— GIVEN INFORMATION —
* * * * *

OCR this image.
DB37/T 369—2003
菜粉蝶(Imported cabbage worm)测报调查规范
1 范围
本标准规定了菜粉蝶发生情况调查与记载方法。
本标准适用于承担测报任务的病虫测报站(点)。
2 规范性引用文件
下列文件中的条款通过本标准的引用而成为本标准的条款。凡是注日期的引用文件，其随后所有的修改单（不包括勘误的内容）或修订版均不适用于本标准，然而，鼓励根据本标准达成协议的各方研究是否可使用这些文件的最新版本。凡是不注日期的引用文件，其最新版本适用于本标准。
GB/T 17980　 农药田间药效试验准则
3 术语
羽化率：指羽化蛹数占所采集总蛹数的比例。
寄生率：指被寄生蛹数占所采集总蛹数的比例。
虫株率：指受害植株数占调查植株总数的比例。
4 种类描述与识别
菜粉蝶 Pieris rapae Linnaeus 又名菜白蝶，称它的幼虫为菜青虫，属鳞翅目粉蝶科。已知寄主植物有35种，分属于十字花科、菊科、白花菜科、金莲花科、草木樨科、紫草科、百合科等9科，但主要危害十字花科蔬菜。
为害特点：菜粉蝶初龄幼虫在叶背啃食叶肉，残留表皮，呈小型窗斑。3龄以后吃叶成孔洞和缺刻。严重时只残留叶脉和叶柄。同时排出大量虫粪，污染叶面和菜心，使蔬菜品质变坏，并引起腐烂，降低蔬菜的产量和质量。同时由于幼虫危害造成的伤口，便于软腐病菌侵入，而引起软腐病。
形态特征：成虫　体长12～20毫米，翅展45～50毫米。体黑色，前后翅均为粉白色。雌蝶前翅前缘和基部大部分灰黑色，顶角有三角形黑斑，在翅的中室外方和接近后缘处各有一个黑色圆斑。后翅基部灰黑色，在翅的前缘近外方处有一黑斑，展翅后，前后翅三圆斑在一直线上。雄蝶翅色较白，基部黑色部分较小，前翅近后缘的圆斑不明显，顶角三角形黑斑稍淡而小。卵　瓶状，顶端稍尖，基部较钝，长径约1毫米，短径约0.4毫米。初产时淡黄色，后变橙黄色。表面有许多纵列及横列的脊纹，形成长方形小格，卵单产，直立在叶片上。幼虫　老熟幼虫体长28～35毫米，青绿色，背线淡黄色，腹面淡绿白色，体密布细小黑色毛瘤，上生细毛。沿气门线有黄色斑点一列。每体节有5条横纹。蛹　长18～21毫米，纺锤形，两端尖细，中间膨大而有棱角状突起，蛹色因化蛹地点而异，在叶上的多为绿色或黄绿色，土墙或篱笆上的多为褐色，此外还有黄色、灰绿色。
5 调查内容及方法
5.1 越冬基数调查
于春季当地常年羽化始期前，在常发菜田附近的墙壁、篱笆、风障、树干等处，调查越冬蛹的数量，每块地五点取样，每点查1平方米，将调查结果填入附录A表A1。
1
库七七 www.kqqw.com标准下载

* * * * *

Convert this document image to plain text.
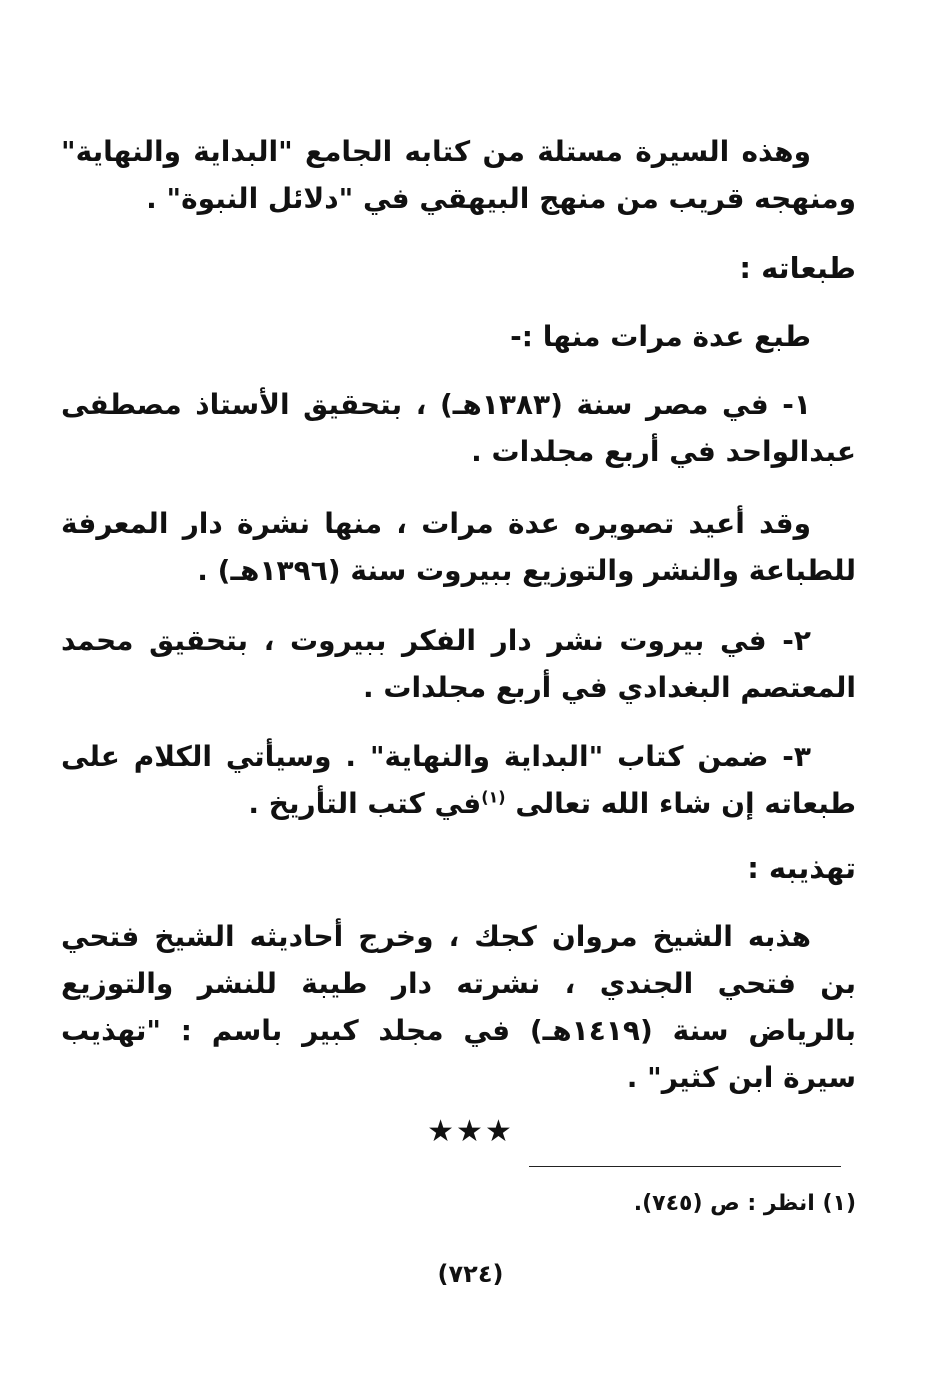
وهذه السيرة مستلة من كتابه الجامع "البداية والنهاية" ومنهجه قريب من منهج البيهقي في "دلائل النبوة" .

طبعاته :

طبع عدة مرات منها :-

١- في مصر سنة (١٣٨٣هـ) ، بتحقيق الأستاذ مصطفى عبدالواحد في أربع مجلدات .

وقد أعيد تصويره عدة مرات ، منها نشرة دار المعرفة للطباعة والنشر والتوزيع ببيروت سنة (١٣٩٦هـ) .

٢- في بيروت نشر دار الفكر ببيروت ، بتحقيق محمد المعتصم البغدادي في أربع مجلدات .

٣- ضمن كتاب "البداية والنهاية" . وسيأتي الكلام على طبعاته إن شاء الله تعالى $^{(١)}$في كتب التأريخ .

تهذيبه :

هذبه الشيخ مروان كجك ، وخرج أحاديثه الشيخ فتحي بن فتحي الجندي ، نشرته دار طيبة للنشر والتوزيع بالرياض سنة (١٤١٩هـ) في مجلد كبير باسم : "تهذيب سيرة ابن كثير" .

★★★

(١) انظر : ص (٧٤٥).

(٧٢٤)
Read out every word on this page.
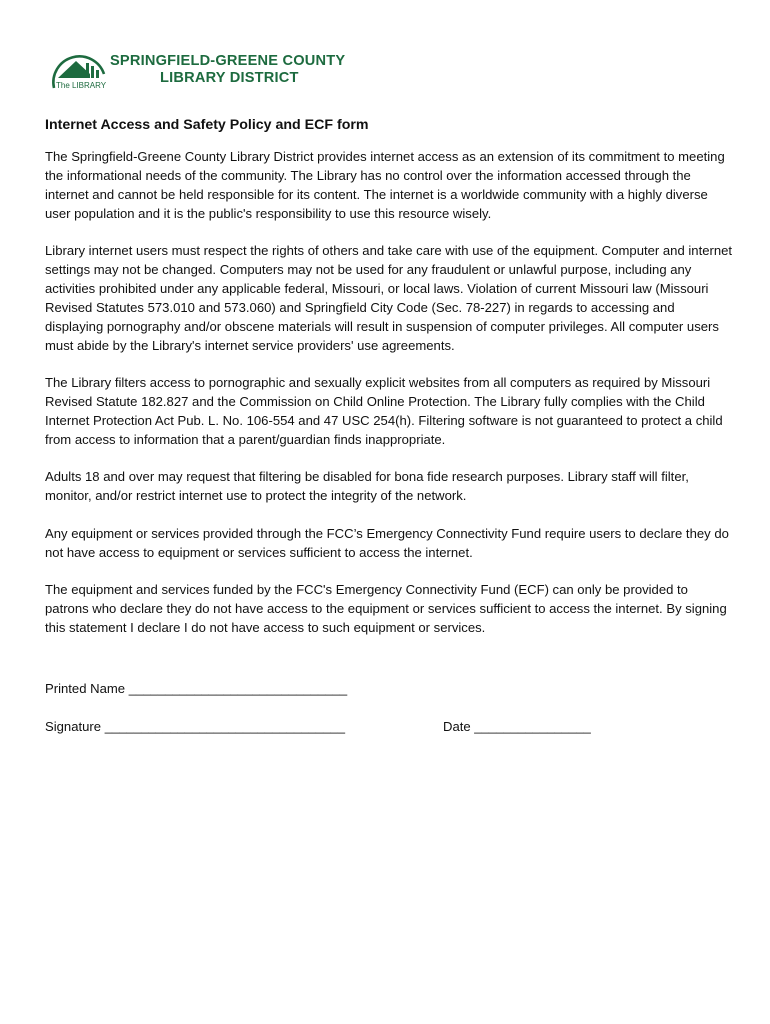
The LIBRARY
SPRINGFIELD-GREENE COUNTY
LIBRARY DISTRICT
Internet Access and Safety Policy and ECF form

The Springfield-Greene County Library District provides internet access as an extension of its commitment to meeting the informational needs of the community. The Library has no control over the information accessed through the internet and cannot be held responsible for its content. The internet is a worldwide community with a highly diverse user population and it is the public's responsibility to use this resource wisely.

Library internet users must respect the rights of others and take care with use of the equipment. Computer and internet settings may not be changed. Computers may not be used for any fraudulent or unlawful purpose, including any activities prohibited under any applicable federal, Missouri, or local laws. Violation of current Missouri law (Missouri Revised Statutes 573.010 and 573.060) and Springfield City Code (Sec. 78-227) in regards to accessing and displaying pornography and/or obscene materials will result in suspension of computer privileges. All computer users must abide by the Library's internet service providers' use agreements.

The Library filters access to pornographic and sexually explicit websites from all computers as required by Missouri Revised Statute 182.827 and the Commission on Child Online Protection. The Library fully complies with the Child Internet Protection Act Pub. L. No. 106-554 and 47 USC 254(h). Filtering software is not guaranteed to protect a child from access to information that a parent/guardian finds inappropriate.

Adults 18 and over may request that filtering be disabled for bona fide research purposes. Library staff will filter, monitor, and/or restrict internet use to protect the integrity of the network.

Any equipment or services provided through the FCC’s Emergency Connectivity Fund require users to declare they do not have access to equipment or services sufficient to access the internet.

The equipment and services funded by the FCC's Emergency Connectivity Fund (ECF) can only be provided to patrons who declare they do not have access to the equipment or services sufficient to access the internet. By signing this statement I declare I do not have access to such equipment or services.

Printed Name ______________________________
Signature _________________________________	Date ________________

* * * * *

— WORK TO COMPLETE —
Working from the listing above, pick out every line that has "بتحقيق" and copy it.

— EXERCISE OUTPUT —
١- في مصر سنة (١٣٨٣هـ) ، بتحقيق الأستاذ مصطفى عبدالواحد في أربع مجلدات .
٢- في بيروت نشر دار الفكر ببيروت ، بتحقيق محمد المعتصم البغدادي في أربع مجلدات .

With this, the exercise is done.